Exercise details:
Find how many lines of the listing below include the word "pressure", then report the number by itself.

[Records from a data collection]
>>

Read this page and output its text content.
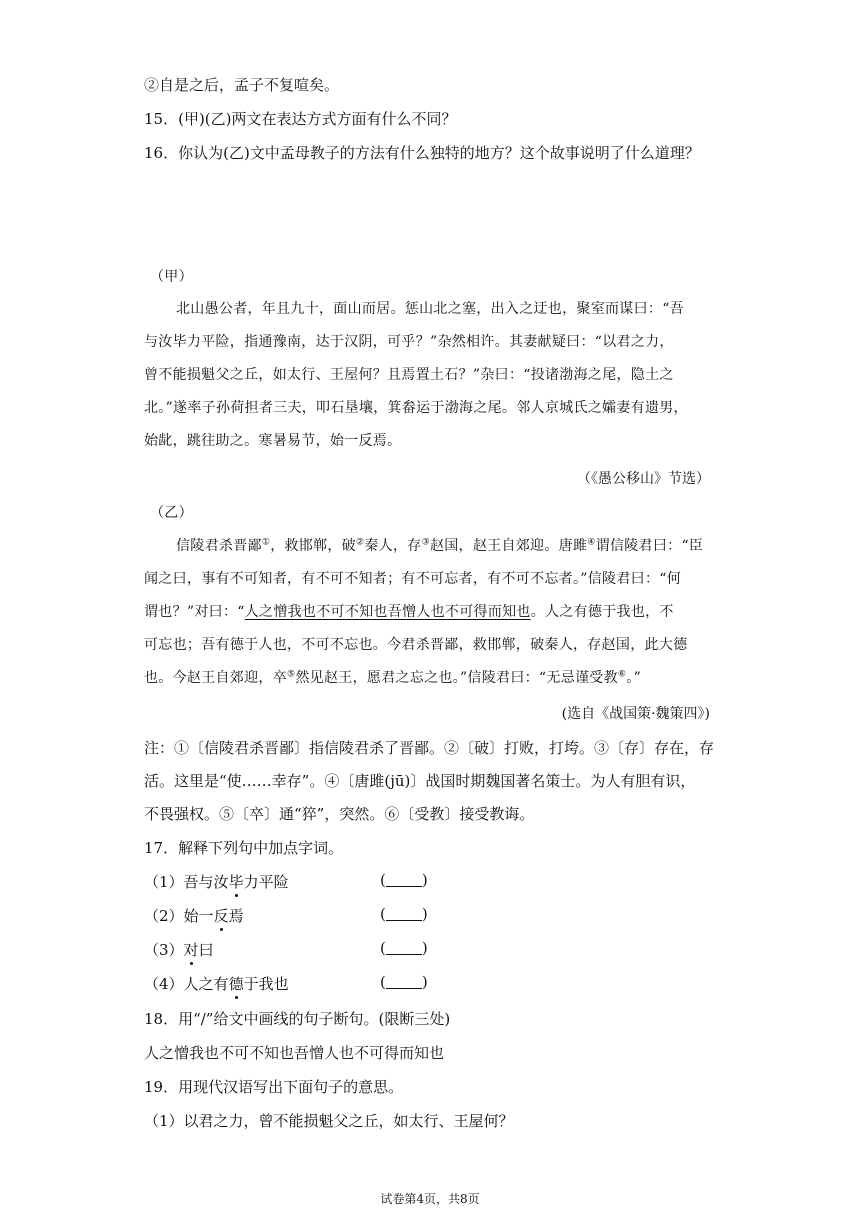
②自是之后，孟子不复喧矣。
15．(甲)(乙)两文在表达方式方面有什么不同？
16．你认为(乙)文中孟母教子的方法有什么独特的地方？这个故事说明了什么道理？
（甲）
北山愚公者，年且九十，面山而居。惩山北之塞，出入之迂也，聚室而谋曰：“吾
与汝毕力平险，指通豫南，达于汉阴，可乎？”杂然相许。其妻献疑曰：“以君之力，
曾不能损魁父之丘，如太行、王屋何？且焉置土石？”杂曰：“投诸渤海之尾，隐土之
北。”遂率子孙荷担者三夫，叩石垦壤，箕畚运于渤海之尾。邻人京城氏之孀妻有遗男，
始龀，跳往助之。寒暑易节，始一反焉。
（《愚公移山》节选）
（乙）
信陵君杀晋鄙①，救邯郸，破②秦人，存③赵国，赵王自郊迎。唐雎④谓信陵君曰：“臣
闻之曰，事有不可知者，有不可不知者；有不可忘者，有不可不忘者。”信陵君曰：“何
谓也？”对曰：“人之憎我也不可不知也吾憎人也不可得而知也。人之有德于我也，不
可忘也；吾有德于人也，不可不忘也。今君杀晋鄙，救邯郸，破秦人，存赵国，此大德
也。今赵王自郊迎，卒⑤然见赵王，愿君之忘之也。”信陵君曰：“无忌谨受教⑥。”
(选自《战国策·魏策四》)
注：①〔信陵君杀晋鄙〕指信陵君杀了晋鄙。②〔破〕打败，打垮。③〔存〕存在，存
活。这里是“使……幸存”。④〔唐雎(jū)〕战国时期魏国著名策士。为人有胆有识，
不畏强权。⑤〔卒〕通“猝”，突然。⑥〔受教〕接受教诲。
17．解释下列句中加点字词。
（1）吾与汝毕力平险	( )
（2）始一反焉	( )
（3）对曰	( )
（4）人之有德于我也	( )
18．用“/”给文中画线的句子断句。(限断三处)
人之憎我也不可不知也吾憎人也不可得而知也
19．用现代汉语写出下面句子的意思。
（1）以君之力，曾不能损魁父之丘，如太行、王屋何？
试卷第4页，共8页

<<
>>

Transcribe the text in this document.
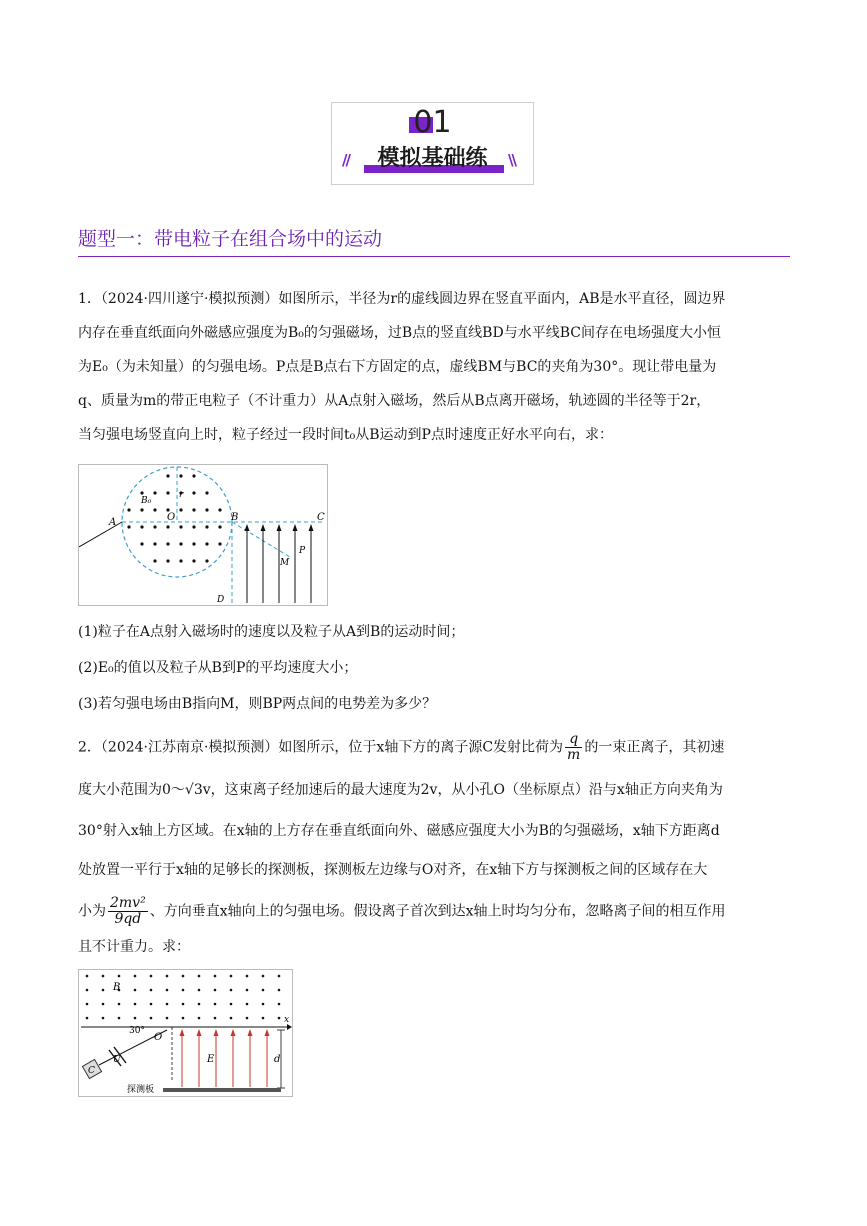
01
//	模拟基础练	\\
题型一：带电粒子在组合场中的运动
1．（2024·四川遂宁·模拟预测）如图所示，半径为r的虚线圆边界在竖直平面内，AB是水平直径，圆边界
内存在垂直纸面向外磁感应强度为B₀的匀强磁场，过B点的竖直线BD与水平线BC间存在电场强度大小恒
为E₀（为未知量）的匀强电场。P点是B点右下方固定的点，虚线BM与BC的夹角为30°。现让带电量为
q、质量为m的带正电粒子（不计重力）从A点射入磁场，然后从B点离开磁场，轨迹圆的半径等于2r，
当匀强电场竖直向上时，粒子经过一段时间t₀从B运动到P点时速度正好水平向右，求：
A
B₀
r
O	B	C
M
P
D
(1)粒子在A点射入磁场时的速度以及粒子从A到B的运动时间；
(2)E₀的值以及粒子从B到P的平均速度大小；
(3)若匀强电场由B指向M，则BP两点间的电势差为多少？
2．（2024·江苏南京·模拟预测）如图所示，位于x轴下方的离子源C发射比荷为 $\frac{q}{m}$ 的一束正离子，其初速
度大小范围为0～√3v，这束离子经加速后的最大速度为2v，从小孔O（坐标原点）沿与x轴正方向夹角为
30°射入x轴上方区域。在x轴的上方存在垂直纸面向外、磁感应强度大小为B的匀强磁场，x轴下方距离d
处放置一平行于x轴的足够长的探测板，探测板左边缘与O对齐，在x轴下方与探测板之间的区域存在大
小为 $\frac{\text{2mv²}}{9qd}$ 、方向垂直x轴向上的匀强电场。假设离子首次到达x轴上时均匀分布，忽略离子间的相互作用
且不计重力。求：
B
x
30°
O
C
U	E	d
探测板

<<
>>

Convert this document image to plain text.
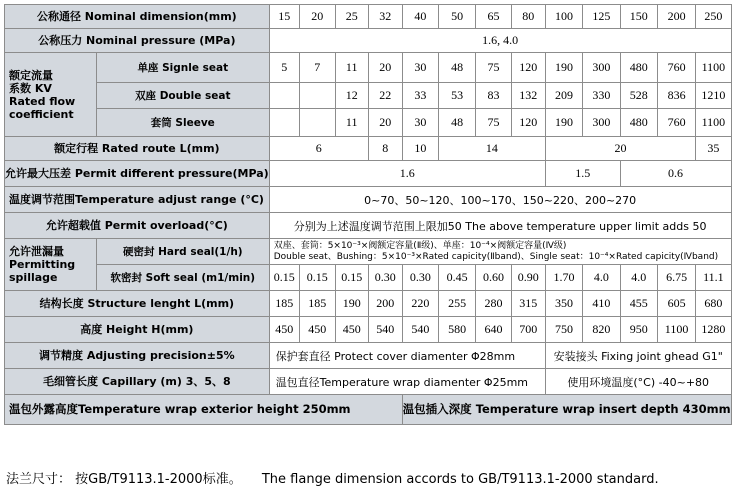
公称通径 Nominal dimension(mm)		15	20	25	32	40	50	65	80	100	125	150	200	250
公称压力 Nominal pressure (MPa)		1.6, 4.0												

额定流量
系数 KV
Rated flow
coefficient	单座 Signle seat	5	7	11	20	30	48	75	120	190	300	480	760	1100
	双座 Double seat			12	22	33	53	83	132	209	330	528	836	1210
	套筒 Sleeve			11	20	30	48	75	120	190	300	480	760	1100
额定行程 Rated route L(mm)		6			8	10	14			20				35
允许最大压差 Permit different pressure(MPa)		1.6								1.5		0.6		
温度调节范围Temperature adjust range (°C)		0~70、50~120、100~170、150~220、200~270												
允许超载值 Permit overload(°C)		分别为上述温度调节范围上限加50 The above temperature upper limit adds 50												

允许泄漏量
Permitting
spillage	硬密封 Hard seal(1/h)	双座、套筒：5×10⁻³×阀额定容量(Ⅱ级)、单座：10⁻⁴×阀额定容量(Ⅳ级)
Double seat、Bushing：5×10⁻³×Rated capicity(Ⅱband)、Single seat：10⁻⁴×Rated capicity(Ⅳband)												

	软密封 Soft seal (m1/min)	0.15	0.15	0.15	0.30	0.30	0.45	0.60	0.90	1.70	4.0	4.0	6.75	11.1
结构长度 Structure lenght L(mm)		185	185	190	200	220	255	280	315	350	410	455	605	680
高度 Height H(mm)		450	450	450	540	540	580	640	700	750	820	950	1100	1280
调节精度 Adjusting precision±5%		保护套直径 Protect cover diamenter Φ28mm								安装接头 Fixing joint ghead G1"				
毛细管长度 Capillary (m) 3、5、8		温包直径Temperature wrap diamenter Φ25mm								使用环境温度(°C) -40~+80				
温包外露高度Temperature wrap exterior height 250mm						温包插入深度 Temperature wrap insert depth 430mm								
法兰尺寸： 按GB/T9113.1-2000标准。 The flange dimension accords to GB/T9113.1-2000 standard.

<<

The reply:
2